▸ **Instructions for the task**
Each entry must appear again exactly as it does in the source.

▸ **Task input**
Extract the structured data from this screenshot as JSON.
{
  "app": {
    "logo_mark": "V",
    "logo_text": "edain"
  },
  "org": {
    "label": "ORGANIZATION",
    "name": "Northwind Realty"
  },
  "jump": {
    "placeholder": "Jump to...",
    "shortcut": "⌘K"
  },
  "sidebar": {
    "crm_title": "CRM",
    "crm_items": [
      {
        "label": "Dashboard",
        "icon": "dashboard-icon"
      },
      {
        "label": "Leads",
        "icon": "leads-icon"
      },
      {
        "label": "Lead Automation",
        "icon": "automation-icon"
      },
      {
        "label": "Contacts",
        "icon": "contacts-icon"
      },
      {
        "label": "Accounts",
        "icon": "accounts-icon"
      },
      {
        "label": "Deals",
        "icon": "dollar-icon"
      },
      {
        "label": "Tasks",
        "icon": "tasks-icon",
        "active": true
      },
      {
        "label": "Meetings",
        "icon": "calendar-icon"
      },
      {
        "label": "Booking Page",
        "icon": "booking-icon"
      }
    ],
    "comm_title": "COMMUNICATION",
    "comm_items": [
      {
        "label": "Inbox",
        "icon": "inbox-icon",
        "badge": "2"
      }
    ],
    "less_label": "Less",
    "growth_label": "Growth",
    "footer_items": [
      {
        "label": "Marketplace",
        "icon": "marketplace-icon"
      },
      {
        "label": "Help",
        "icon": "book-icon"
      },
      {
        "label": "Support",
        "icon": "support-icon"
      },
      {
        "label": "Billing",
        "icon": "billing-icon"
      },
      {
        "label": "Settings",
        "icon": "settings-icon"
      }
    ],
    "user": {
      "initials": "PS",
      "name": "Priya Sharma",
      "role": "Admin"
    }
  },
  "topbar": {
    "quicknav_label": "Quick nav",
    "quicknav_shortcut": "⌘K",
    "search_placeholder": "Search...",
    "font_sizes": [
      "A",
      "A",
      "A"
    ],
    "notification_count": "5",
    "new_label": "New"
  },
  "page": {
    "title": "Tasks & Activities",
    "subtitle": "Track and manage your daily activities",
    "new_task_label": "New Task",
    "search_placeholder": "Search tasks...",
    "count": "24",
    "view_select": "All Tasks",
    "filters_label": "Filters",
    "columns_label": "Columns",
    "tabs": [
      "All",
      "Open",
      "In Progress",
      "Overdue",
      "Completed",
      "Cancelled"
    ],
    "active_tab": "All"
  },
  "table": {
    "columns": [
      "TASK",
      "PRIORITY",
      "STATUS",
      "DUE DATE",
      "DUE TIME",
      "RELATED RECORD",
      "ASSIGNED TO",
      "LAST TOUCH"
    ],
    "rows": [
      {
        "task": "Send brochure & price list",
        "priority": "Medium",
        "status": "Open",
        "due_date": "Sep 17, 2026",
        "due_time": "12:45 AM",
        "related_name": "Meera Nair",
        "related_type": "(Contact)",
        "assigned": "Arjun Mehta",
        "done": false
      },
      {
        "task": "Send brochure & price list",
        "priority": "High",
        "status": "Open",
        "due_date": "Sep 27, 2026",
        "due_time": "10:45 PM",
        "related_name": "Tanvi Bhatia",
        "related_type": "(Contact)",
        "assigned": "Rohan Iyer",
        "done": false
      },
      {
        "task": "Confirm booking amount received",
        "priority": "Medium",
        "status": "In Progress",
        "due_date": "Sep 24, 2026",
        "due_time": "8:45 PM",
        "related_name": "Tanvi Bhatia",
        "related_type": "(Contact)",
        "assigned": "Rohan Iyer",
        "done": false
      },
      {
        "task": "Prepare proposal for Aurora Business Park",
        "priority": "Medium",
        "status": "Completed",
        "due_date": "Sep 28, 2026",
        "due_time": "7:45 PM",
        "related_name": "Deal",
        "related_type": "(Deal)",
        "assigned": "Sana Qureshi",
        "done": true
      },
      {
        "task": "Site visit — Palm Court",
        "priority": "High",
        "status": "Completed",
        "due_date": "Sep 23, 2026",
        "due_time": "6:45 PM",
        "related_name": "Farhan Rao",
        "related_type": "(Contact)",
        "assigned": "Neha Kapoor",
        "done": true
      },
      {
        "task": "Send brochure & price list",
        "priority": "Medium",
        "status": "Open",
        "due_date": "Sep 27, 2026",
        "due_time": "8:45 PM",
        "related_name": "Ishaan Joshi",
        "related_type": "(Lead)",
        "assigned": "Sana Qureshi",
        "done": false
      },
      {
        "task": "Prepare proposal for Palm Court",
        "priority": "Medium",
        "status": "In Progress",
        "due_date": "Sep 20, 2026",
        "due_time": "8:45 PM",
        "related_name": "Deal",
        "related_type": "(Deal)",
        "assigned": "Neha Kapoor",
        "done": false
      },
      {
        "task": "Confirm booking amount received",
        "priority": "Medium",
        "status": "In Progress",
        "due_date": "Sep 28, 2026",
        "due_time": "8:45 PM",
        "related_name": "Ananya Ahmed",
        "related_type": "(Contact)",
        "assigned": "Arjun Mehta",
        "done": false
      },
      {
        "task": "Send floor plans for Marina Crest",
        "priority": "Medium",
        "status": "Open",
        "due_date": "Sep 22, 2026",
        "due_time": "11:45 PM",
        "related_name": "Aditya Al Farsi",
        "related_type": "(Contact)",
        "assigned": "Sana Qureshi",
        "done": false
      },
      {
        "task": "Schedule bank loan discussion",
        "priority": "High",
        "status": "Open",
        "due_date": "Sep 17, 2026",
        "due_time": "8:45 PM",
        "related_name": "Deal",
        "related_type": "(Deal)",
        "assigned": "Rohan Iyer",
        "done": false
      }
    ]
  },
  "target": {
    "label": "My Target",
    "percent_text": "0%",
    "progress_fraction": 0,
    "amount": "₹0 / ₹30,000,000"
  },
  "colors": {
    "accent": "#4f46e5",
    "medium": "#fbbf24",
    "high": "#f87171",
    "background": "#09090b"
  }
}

▸ **Reply**
Extract the structured data from this screenshot as JSON.
{
  "app": {
    "logo_mark": "V",
    "logo_text": "edain"
  },
  "org": {
    "label": "ORGANIZATION",
    "name": "Northwind Realty"
  },
  "jump": {
    "placeholder": "Jump to...",
    "shortcut": "⌘K"
  },
  "sidebar": {
    "crm_title": "CRM",
    "crm_items": [
      {
        "label": "Dashboard",
        "icon": "dashboard-icon"
      },
      {
        "label": "Leads",
        "icon": "leads-icon"
      },
      {
        "label": "Lead Automation",
        "icon": "automation-icon"
      },
      {
        "label": "Contacts",
        "icon": "contacts-icon"
      },
      {
        "label": "Accounts",
        "icon": "accounts-icon"
      },
      {
        "label": "Deals",
        "icon": "dollar-icon"
      },
      {
        "label": "Tasks",
        "icon": "tasks-icon",
        "active": true
      },
      {
        "label": "Meetings",
        "icon": "calendar-icon"
      },
      {
        "label": "Booking Page",
        "icon": "booking-icon"
      }
    ],
    "comm_title": "COMMUNICATION",
    "comm_items": [
      {
        "label": "Inbox",
        "icon": "inbox-icon",
        "badge": "2"
      }
    ],
    "less_label": "Less",
    "growth_label": "Growth",
    "footer_items": [
      {
        "label": "Marketplace",
        "icon": "marketplace-icon"
      },
      {
        "label": "Help",
        "icon": "book-icon"
      },
      {
        "label": "Support",
        "icon": "support-icon"
      },
      {
        "label": "Billing",
        "icon": "billing-icon"
      },
      {
        "label": "Settings",
        "icon": "settings-icon"
      }
    ],
    "user": {
      "initials": "PS",
      "name": "Priya Sharma",
      "role": "Admin"
    }
  },
  "topbar": {
    "quicknav_label": "Quick nav",
    "quicknav_shortcut": "⌘K",
    "search_placeholder": "Search...",
    "font_sizes": [
      "A",
      "A",
      "A"
    ],
    "notification_count": "5",
    "new_label": "New"
  },
  "page": {
    "title": "Tasks & Activities",
    "subtitle": "Track and manage your daily activities",
    "new_task_label": "New Task",
    "search_placeholder": "Search tasks...",
    "count": "24",
    "view_select": "All Tasks",
    "filters_label": "Filters",
    "columns_label": "Columns",
    "tabs": [
      "All",
      "Open",
      "In Progress",
      "Overdue",
      "Completed",
      "Cancelled"
    ],
    "active_tab": "All"
  },
  "table": {
    "columns": [
      "TASK",
      "PRIORITY",
      "STATUS",
      "DUE DATE",
      "DUE TIME",
      "RELATED RECORD",
      "ASSIGNED TO",
      "LAST TOUCH"
    ],
    "rows": [
      {
        "task": "Send brochure & price list",
        "priority": "Medium",
        "status": "Open",
        "due_date": "Sep 17, 2026",
        "due_time": "12:45 AM",
        "related_name": "Meera Nair",
        "related_type": "(Contact)",
        "assigned": "Arjun Mehta",
        "done": false
      },
      {
        "task": "Send brochure & price list",
        "priority": "High",
        "status": "Open",
        "due_date": "Sep 27, 2026",
        "due_time": "10:45 PM",
        "related_name": "Tanvi Bhatia",
        "related_type": "(Contact)",
        "assigned": "Rohan Iyer",
        "done": false
      },
      {
        "task": "Confirm booking amount received",
        "priority": "Medium",
        "status": "In Progress",
        "due_date": "Sep 24, 2026",
        "due_time": "8:45 PM",
        "related_name": "Tanvi Bhatia",
        "related_type": "(Contact)",
        "assigned": "Rohan Iyer",
        "done": false
      },
      {
        "task": "Prepare proposal for Aurora Business Park",
        "priority": "Medium",
        "status": "Completed",
        "due_date": "Sep 28, 2026",
        "due_time": "7:45 PM",
        "related_name": "Deal",
        "related_type": "(Deal)",
        "assigned": "Sana Qureshi",
        "done": true
      },
      {
        "task": "Site visit — Palm Court",
        "priority": "High",
        "status": "Completed",
        "due_date": "Sep 23, 2026",
        "due_time": "6:45 PM",
        "related_name": "Farhan Rao",
        "related_type": "(Contact)",
        "assigned": "Neha Kapoor",
        "done": true
      },
      {
        "task": "Send brochure & price list",
        "priority": "Medium",
        "status": "Open",
        "due_date": "Sep 27, 2026",
        "due_time": "8:45 PM",
        "related_name": "Ishaan Joshi",
        "related_type": "(Lead)",
        "assigned": "Sana Qureshi",
        "done": false
      },
      {
        "task": "Prepare proposal for Palm Court",
        "priority": "Medium",
        "status": "In Progress",
        "due_date": "Sep 20, 2026",
        "due_time": "8:45 PM",
        "related_name": "Deal",
        "related_type": "(Deal)",
        "assigned": "Neha Kapoor",
        "done": false
      },
      {
        "task": "Confirm booking amount received",
        "priority": "Medium",
        "status": "In Progress",
        "due_date": "Sep 28, 2026",
        "due_time": "8:45 PM",
        "related_name": "Ananya Ahmed",
        "related_type": "(Contact)",
        "assigned": "Arjun Mehta",
        "done": false
      },
      {
        "task": "Send floor plans for Marina Crest",
        "priority": "Medium",
        "status": "Open",
        "due_date": "Sep 22, 2026",
        "due_time": "11:45 PM",
        "related_name": "Aditya Al Farsi",
        "related_type": "(Contact)",
        "assigned": "Sana Qureshi",
        "done": false
      },
      {
        "task": "Schedule bank loan discussion",
        "priority": "High",
        "status": "Open",
        "due_date": "Sep 17, 2026",
        "due_time": "8:45 PM",
        "related_name": "Deal",
        "related_type": "(Deal)",
        "assigned": "Rohan Iyer",
        "done": false
      }
    ]
  },
  "target": {
    "label": "My Target",
    "percent_text": "0%",
    "progress_fraction": 0,
    "amount": "₹0 / ₹30,000,000"
  },
  "colors": {
    "accent": "#4f46e5",
    "medium": "#fbbf24",
    "high": "#f87171",
    "background": "#09090b"
  }
}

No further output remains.